# Stated goal
Please copy out the records below word for word, keeping every line unchanged.

# Layout region records
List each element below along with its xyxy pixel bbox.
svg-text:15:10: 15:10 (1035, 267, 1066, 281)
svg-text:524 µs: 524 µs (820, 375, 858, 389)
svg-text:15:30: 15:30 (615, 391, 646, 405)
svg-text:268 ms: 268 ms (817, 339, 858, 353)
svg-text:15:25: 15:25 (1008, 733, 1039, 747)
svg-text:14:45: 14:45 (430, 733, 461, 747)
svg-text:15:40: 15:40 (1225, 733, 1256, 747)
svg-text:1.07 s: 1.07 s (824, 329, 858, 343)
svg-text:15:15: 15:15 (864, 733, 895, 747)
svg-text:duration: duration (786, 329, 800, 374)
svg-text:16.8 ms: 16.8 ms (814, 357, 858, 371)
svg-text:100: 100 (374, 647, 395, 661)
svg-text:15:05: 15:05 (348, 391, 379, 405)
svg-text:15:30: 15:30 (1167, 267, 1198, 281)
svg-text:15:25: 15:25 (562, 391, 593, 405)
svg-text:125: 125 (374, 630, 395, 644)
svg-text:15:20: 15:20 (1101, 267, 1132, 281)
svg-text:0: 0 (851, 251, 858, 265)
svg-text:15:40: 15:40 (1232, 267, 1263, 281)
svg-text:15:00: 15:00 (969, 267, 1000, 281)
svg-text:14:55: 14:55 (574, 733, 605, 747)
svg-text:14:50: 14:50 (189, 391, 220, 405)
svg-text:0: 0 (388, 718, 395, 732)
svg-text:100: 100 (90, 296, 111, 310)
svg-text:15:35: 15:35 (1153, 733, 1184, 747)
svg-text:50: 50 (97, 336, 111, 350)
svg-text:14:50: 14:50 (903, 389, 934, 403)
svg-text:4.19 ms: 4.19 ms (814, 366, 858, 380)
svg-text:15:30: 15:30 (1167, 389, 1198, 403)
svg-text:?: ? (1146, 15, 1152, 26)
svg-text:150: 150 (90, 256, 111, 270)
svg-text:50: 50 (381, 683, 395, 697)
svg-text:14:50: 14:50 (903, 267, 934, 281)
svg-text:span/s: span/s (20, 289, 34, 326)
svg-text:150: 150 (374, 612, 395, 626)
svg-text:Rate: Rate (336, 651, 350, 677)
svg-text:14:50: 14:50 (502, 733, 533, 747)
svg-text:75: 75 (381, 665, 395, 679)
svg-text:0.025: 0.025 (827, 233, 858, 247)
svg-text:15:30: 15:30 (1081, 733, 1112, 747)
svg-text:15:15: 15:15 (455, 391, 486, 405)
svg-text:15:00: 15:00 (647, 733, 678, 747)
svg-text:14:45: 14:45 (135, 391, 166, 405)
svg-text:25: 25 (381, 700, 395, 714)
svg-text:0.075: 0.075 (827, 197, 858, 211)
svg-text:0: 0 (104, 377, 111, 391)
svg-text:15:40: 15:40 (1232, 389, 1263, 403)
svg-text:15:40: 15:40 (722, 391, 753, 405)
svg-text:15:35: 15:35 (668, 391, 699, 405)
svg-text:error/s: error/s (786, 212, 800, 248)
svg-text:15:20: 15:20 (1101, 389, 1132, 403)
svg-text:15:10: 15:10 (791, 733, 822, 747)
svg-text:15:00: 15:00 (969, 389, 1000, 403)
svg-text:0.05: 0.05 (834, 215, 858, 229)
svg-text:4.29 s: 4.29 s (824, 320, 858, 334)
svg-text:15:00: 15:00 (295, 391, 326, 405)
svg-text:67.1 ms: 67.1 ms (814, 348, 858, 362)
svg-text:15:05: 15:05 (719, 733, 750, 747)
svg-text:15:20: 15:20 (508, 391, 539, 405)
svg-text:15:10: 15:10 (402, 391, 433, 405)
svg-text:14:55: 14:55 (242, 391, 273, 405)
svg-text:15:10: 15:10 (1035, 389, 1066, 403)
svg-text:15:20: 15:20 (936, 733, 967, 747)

# Written response
List each element below along with its xyxy pixel bbox.
svg-text:15:10: 15:10 (1035, 267, 1066, 281)
svg-text:524 µs: 524 µs (820, 375, 858, 389)
svg-text:15:30: 15:30 (615, 391, 646, 405)
svg-text:268 ms: 268 ms (817, 339, 858, 353)
svg-text:15:25: 15:25 (1008, 733, 1039, 747)
svg-text:14:45: 14:45 (430, 733, 461, 747)
svg-text:15:40: 15:40 (1225, 733, 1256, 747)
svg-text:1.07 s: 1.07 s (824, 329, 858, 343)
svg-text:15:15: 15:15 (864, 733, 895, 747)
svg-text:duration: duration (786, 329, 800, 374)
svg-text:16.8 ms: 16.8 ms (814, 357, 858, 371)
svg-text:100: 100 (374, 647, 395, 661)
svg-text:15:05: 15:05 (348, 391, 379, 405)
svg-text:15:30: 15:30 (1167, 267, 1198, 281)
svg-text:15:25: 15:25 (562, 391, 593, 405)
svg-text:125: 125 (374, 630, 395, 644)
svg-text:15:20: 15:20 (1101, 267, 1132, 281)
svg-text:0: 0 (851, 251, 858, 265)
svg-text:15:40: 15:40 (1232, 267, 1263, 281)
svg-text:15:00: 15:00 (969, 267, 1000, 281)
svg-text:14:55: 14:55 (574, 733, 605, 747)
svg-text:14:50: 14:50 (189, 391, 220, 405)
svg-text:0: 0 (388, 718, 395, 732)
svg-text:100: 100 (90, 296, 111, 310)
svg-text:15:35: 15:35 (1153, 733, 1184, 747)
svg-text:50: 50 (97, 336, 111, 350)
svg-text:14:50: 14:50 (903, 389, 934, 403)
svg-text:4.19 ms: 4.19 ms (814, 366, 858, 380)
svg-text:15:30: 15:30 (1167, 389, 1198, 403)
svg-text:?: ? (1146, 15, 1152, 26)
svg-text:150: 150 (90, 256, 111, 270)
svg-text:50: 50 (381, 683, 395, 697)
svg-text:14:50: 14:50 (903, 267, 934, 281)
svg-text:span/s: span/s (20, 289, 34, 326)
svg-text:150: 150 (374, 612, 395, 626)
svg-text:Rate: Rate (336, 651, 350, 677)
svg-text:14:50: 14:50 (502, 733, 533, 747)
svg-text:75: 75 (381, 665, 395, 679)
svg-text:0.025: 0.025 (827, 233, 858, 247)
svg-text:15:30: 15:30 (1081, 733, 1112, 747)
svg-text:15:15: 15:15 (455, 391, 486, 405)
svg-text:15:00: 15:00 (647, 733, 678, 747)
svg-text:14:45: 14:45 (135, 391, 166, 405)
svg-text:25: 25 (381, 700, 395, 714)
svg-text:0.075: 0.075 (827, 197, 858, 211)
svg-text:0: 0 (104, 377, 111, 391)
svg-text:15:40: 15:40 (1232, 389, 1263, 403)
svg-text:15:40: 15:40 (722, 391, 753, 405)
svg-text:15:35: 15:35 (668, 391, 699, 405)
svg-text:error/s: error/s (786, 212, 800, 248)
svg-text:15:20: 15:20 (1101, 389, 1132, 403)
svg-text:15:10: 15:10 (791, 733, 822, 747)
svg-text:15:00: 15:00 (969, 389, 1000, 403)
svg-text:0.05: 0.05 (834, 215, 858, 229)
svg-text:4.29 s: 4.29 s (824, 320, 858, 334)
svg-text:15:00: 15:00 (295, 391, 326, 405)
svg-text:67.1 ms: 67.1 ms (814, 348, 858, 362)
svg-text:15:05: 15:05 (719, 733, 750, 747)
svg-text:15:20: 15:20 (508, 391, 539, 405)
svg-text:15:10: 15:10 (402, 391, 433, 405)
svg-text:14:55: 14:55 (242, 391, 273, 405)
svg-text:15:10: 15:10 (1035, 389, 1066, 403)
svg-text:15:20: 15:20 (936, 733, 967, 747)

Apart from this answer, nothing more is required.